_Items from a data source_
++++

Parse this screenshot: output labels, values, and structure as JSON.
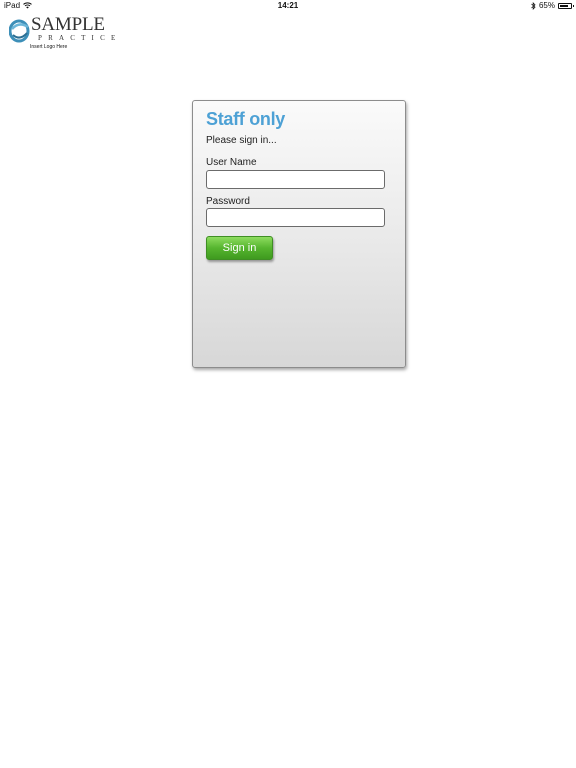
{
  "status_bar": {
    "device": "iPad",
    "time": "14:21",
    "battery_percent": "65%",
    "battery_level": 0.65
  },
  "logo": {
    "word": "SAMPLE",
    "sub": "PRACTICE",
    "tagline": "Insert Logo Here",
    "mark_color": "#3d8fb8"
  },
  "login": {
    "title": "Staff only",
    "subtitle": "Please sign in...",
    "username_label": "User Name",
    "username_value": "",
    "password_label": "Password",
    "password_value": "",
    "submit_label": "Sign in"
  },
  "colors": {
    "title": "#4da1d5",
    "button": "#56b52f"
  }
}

++++

Each entry shown above must be quoted exactly, with its pictures left out.

Parse this screenshot: output labels, values, and structure as JSON.
{
  "status_bar": {
    "device": "iPad",
    "time": "14:21",
    "battery_percent": "65%",
    "battery_level": 0.65
  },
  "logo": {
    "word": "SAMPLE",
    "sub": "PRACTICE",
    "tagline": "Insert Logo Here",
    "mark_color": "#3d8fb8"
  },
  "login": {
    "title": "Staff only",
    "subtitle": "Please sign in...",
    "username_label": "User Name",
    "username_value": "",
    "password_label": "Password",
    "password_value": "",
    "submit_label": "Sign in"
  },
  "colors": {
    "title": "#4da1d5",
    "button": "#56b52f"
  }
}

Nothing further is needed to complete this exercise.